THE TASK => Quote the listing below in its entirety.

** begin **

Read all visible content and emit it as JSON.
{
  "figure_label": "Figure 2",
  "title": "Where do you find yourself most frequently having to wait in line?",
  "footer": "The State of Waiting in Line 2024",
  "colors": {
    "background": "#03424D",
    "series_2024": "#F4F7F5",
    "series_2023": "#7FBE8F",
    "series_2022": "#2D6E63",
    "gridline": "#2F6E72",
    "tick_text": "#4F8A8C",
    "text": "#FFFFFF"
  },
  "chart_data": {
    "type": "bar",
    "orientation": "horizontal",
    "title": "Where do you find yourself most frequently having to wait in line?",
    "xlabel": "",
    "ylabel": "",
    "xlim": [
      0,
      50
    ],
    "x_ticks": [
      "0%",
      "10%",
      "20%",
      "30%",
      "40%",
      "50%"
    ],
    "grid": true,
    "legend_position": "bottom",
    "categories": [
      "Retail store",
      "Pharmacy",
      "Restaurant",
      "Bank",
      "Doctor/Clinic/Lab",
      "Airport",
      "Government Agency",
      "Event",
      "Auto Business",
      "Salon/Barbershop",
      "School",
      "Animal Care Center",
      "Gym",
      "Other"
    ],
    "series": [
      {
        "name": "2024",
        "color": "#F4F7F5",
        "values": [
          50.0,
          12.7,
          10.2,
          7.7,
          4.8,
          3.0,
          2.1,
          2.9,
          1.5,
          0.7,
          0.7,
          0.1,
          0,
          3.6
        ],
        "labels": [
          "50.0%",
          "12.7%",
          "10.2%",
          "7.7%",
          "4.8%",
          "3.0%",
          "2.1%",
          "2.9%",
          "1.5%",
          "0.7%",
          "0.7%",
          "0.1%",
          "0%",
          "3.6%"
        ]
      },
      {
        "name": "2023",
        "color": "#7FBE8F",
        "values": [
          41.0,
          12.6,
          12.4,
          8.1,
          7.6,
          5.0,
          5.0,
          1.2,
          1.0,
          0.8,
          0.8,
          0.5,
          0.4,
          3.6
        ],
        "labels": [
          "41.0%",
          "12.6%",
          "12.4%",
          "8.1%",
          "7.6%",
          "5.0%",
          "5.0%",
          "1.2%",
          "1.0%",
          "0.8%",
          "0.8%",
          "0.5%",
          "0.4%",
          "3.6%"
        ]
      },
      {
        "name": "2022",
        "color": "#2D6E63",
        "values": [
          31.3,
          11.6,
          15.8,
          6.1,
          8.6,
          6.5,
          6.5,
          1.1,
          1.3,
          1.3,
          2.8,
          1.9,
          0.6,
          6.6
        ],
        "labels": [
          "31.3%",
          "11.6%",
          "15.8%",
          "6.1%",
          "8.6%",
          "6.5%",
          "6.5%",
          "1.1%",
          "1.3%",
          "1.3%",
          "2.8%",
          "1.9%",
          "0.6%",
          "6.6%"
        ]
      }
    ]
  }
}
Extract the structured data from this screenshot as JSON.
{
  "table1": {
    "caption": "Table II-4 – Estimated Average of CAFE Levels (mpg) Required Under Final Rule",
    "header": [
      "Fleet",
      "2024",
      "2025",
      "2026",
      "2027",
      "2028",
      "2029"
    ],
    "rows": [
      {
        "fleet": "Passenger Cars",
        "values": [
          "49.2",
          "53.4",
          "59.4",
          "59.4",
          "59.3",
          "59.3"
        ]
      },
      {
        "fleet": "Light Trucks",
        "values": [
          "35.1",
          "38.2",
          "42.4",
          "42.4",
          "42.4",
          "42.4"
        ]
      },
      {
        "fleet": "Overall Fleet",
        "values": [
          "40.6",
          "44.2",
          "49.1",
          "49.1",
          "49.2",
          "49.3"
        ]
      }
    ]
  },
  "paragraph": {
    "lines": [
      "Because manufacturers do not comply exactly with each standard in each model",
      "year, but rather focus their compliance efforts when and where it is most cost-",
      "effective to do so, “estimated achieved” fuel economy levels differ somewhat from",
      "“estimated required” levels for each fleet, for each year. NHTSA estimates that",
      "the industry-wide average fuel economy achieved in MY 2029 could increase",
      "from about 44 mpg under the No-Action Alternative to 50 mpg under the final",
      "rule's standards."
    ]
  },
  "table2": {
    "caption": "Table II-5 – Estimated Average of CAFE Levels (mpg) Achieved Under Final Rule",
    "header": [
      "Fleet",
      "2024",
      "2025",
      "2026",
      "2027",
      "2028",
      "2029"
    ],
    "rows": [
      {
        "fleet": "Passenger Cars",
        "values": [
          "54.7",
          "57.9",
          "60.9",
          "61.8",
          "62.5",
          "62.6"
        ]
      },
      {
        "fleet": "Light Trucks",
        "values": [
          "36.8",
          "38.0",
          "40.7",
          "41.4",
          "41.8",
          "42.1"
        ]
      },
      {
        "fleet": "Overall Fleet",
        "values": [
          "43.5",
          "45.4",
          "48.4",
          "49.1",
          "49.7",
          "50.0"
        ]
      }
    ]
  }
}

** end **

SOLVED EXERCISE =>
Read all visible content and emit it as JSON.
{
  "figure_label": "Figure 2",
  "title": "Where do you find yourself most frequently having to wait in line?",
  "footer": "The State of Waiting in Line 2024",
  "colors": {
    "background": "#03424D",
    "series_2024": "#F4F7F5",
    "series_2023": "#7FBE8F",
    "series_2022": "#2D6E63",
    "gridline": "#2F6E72",
    "tick_text": "#4F8A8C",
    "text": "#FFFFFF"
  },
  "chart_data": {
    "type": "bar",
    "orientation": "horizontal",
    "title": "Where do you find yourself most frequently having to wait in line?",
    "xlabel": "",
    "ylabel": "",
    "xlim": [
      0,
      50
    ],
    "x_ticks": [
      "0%",
      "10%",
      "20%",
      "30%",
      "40%",
      "50%"
    ],
    "grid": true,
    "legend_position": "bottom",
    "categories": [
      "Retail store",
      "Pharmacy",
      "Restaurant",
      "Bank",
      "Doctor/Clinic/Lab",
      "Airport",
      "Government Agency",
      "Event",
      "Auto Business",
      "Salon/Barbershop",
      "School",
      "Animal Care Center",
      "Gym",
      "Other"
    ],
    "series": [
      {
        "name": "2024",
        "color": "#F4F7F5",
        "values": [
          50.0,
          12.7,
          10.2,
          7.7,
          4.8,
          3.0,
          2.1,
          2.9,
          1.5,
          0.7,
          0.7,
          0.1,
          0,
          3.6
        ],
        "labels": [
          "50.0%",
          "12.7%",
          "10.2%",
          "7.7%",
          "4.8%",
          "3.0%",
          "2.1%",
          "2.9%",
          "1.5%",
          "0.7%",
          "0.7%",
          "0.1%",
          "0%",
          "3.6%"
        ]
      },
      {
        "name": "2023",
        "color": "#7FBE8F",
        "values": [
          41.0,
          12.6,
          12.4,
          8.1,
          7.6,
          5.0,
          5.0,
          1.2,
          1.0,
          0.8,
          0.8,
          0.5,
          0.4,
          3.6
        ],
        "labels": [
          "41.0%",
          "12.6%",
          "12.4%",
          "8.1%",
          "7.6%",
          "5.0%",
          "5.0%",
          "1.2%",
          "1.0%",
          "0.8%",
          "0.8%",
          "0.5%",
          "0.4%",
          "3.6%"
        ]
      },
      {
        "name": "2022",
        "color": "#2D6E63",
        "values": [
          31.3,
          11.6,
          15.8,
          6.1,
          8.6,
          6.5,
          6.5,
          1.1,
          1.3,
          1.3,
          2.8,
          1.9,
          0.6,
          6.6
        ],
        "labels": [
          "31.3%",
          "11.6%",
          "15.8%",
          "6.1%",
          "8.6%",
          "6.5%",
          "6.5%",
          "1.1%",
          "1.3%",
          "1.3%",
          "2.8%",
          "1.9%",
          "0.6%",
          "6.6%"
        ]
      }
    ]
  }
}
Extract the structured data from this screenshot as JSON.
{
  "table1": {
    "caption": "Table II-4 – Estimated Average of CAFE Levels (mpg) Required Under Final Rule",
    "header": [
      "Fleet",
      "2024",
      "2025",
      "2026",
      "2027",
      "2028",
      "2029"
    ],
    "rows": [
      {
        "fleet": "Passenger Cars",
        "values": [
          "49.2",
          "53.4",
          "59.4",
          "59.4",
          "59.3",
          "59.3"
        ]
      },
      {
        "fleet": "Light Trucks",
        "values": [
          "35.1",
          "38.2",
          "42.4",
          "42.4",
          "42.4",
          "42.4"
        ]
      },
      {
        "fleet": "Overall Fleet",
        "values": [
          "40.6",
          "44.2",
          "49.1",
          "49.1",
          "49.2",
          "49.3"
        ]
      }
    ]
  },
  "paragraph": {
    "lines": [
      "Because manufacturers do not comply exactly with each standard in each model",
      "year, but rather focus their compliance efforts when and where it is most cost-",
      "effective to do so, “estimated achieved” fuel economy levels differ somewhat from",
      "“estimated required” levels for each fleet, for each year. NHTSA estimates that",
      "the industry-wide average fuel economy achieved in MY 2029 could increase",
      "from about 44 mpg under the No-Action Alternative to 50 mpg under the final",
      "rule's standards."
    ]
  },
  "table2": {
    "caption": "Table II-5 – Estimated Average of CAFE Levels (mpg) Achieved Under Final Rule",
    "header": [
      "Fleet",
      "2024",
      "2025",
      "2026",
      "2027",
      "2028",
      "2029"
    ],
    "rows": [
      {
        "fleet": "Passenger Cars",
        "values": [
          "54.7",
          "57.9",
          "60.9",
          "61.8",
          "62.5",
          "62.6"
        ]
      },
      {
        "fleet": "Light Trucks",
        "values": [
          "36.8",
          "38.0",
          "40.7",
          "41.4",
          "41.8",
          "42.1"
        ]
      },
      {
        "fleet": "Overall Fleet",
        "values": [
          "43.5",
          "45.4",
          "48.4",
          "49.1",
          "49.7",
          "50.0"
        ]
      }
    ]
  }
}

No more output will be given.